** Start Materials provided **

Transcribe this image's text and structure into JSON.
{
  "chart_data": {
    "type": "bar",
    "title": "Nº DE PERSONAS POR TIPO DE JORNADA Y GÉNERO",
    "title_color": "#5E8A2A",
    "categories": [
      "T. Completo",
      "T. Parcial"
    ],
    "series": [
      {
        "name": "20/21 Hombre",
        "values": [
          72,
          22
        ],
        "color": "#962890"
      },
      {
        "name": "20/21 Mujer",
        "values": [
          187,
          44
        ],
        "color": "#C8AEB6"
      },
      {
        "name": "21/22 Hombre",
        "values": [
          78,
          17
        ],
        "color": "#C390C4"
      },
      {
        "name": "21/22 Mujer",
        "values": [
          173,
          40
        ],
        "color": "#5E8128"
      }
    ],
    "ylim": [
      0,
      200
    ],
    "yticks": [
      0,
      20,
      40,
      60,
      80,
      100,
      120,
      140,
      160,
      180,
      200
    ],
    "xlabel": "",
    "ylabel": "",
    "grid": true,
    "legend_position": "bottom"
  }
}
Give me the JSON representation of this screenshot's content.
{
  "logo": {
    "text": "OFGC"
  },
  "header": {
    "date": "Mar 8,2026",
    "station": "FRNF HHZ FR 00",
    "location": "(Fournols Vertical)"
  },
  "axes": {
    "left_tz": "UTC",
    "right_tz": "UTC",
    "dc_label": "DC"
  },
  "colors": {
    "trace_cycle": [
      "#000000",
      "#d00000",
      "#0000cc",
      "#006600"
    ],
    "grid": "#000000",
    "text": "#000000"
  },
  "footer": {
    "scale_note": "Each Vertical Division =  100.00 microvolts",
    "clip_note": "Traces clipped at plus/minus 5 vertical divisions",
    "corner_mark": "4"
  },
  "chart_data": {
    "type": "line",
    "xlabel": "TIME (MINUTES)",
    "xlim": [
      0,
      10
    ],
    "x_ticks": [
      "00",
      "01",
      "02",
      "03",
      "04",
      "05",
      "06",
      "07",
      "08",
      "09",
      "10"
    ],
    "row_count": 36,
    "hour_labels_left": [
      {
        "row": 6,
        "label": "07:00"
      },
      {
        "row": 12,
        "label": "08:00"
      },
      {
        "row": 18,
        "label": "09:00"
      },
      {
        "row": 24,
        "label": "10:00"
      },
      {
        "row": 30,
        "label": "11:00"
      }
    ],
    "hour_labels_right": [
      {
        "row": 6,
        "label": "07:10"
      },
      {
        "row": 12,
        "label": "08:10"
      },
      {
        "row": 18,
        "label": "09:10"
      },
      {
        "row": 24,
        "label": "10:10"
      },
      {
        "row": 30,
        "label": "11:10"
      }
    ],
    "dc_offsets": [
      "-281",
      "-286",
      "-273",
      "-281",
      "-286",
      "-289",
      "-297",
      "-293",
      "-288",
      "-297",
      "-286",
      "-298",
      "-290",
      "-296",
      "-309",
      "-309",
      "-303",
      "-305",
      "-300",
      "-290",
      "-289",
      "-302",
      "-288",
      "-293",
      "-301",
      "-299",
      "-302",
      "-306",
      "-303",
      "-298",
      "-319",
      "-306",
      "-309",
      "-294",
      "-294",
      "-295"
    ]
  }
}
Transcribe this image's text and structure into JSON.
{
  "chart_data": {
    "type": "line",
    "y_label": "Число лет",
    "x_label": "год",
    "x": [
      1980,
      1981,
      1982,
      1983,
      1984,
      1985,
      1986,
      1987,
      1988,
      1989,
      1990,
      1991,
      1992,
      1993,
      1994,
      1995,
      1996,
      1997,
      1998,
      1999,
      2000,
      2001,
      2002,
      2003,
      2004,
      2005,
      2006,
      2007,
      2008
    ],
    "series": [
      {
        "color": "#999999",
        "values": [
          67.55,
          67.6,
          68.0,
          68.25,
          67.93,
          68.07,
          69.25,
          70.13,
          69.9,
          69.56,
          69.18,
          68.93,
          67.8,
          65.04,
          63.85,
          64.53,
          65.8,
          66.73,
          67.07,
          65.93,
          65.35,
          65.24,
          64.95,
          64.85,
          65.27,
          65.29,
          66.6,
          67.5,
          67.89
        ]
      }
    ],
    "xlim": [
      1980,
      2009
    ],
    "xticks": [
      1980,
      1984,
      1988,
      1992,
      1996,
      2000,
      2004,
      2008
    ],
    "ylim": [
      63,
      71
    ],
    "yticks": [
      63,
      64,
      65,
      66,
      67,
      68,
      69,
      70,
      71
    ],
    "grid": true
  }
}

** End Materials provided **

**Stated exercise:** Nothing should be left out: return all of the records exactly.

**Answer to this problem:**
Transcribe this image's text and structure into JSON.
{
  "chart_data": {
    "type": "bar",
    "title": "Nº DE PERSONAS POR TIPO DE JORNADA Y GÉNERO",
    "title_color": "#5E8A2A",
    "categories": [
      "T. Completo",
      "T. Parcial"
    ],
    "series": [
      {
        "name": "20/21 Hombre",
        "values": [
          72,
          22
        ],
        "color": "#962890"
      },
      {
        "name": "20/21 Mujer",
        "values": [
          187,
          44
        ],
        "color": "#C8AEB6"
      },
      {
        "name": "21/22 Hombre",
        "values": [
          78,
          17
        ],
        "color": "#C390C4"
      },
      {
        "name": "21/22 Mujer",
        "values": [
          173,
          40
        ],
        "color": "#5E8128"
      }
    ],
    "ylim": [
      0,
      200
    ],
    "yticks": [
      0,
      20,
      40,
      60,
      80,
      100,
      120,
      140,
      160,
      180,
      200
    ],
    "xlabel": "",
    "ylabel": "",
    "grid": true,
    "legend_position": "bottom"
  }
}
Give me the JSON representation of this screenshot's content.
{
  "logo": {
    "text": "OFGC"
  },
  "header": {
    "date": "Mar 8,2026",
    "station": "FRNF HHZ FR 00",
    "location": "(Fournols Vertical)"
  },
  "axes": {
    "left_tz": "UTC",
    "right_tz": "UTC",
    "dc_label": "DC"
  },
  "colors": {
    "trace_cycle": [
      "#000000",
      "#d00000",
      "#0000cc",
      "#006600"
    ],
    "grid": "#000000",
    "text": "#000000"
  },
  "footer": {
    "scale_note": "Each Vertical Division =  100.00 microvolts",
    "clip_note": "Traces clipped at plus/minus 5 vertical divisions",
    "corner_mark": "4"
  },
  "chart_data": {
    "type": "line",
    "xlabel": "TIME (MINUTES)",
    "xlim": [
      0,
      10
    ],
    "x_ticks": [
      "00",
      "01",
      "02",
      "03",
      "04",
      "05",
      "06",
      "07",
      "08",
      "09",
      "10"
    ],
    "row_count": 36,
    "hour_labels_left": [
      {
        "row": 6,
        "label": "07:00"
      },
      {
        "row": 12,
        "label": "08:00"
      },
      {
        "row": 18,
        "label": "09:00"
      },
      {
        "row": 24,
        "label": "10:00"
      },
      {
        "row": 30,
        "label": "11:00"
      }
    ],
    "hour_labels_right": [
      {
        "row": 6,
        "label": "07:10"
      },
      {
        "row": 12,
        "label": "08:10"
      },
      {
        "row": 18,
        "label": "09:10"
      },
      {
        "row": 24,
        "label": "10:10"
      },
      {
        "row": 30,
        "label": "11:10"
      }
    ],
    "dc_offsets": [
      "-281",
      "-286",
      "-273",
      "-281",
      "-286",
      "-289",
      "-297",
      "-293",
      "-288",
      "-297",
      "-286",
      "-298",
      "-290",
      "-296",
      "-309",
      "-309",
      "-303",
      "-305",
      "-300",
      "-290",
      "-289",
      "-302",
      "-288",
      "-293",
      "-301",
      "-299",
      "-302",
      "-306",
      "-303",
      "-298",
      "-319",
      "-306",
      "-309",
      "-294",
      "-294",
      "-295"
    ]
  }
}
Transcribe this image's text and structure into JSON.
{
  "chart_data": {
    "type": "line",
    "y_label": "Число лет",
    "x_label": "год",
    "x": [
      1980,
      1981,
      1982,
      1983,
      1984,
      1985,
      1986,
      1987,
      1988,
      1989,
      1990,
      1991,
      1992,
      1993,
      1994,
      1995,
      1996,
      1997,
      1998,
      1999,
      2000,
      2001,
      2002,
      2003,
      2004,
      2005,
      2006,
      2007,
      2008
    ],
    "series": [
      {
        "color": "#999999",
        "values": [
          67.55,
          67.6,
          68.0,
          68.25,
          67.93,
          68.07,
          69.25,
          70.13,
          69.9,
          69.56,
          69.18,
          68.93,
          67.8,
          65.04,
          63.85,
          64.53,
          65.8,
          66.73,
          67.07,
          65.93,
          65.35,
          65.24,
          64.95,
          64.85,
          65.27,
          65.29,
          66.6,
          67.5,
          67.89
        ]
      }
    ],
    "xlim": [
      1980,
      2009
    ],
    "xticks": [
      1980,
      1984,
      1988,
      1992,
      1996,
      2000,
      2004,
      2008
    ],
    "ylim": [
      63,
      71
    ],
    "yticks": [
      63,
      64,
      65,
      66,
      67,
      68,
      69,
      70,
      71
    ],
    "grid": true
  }
}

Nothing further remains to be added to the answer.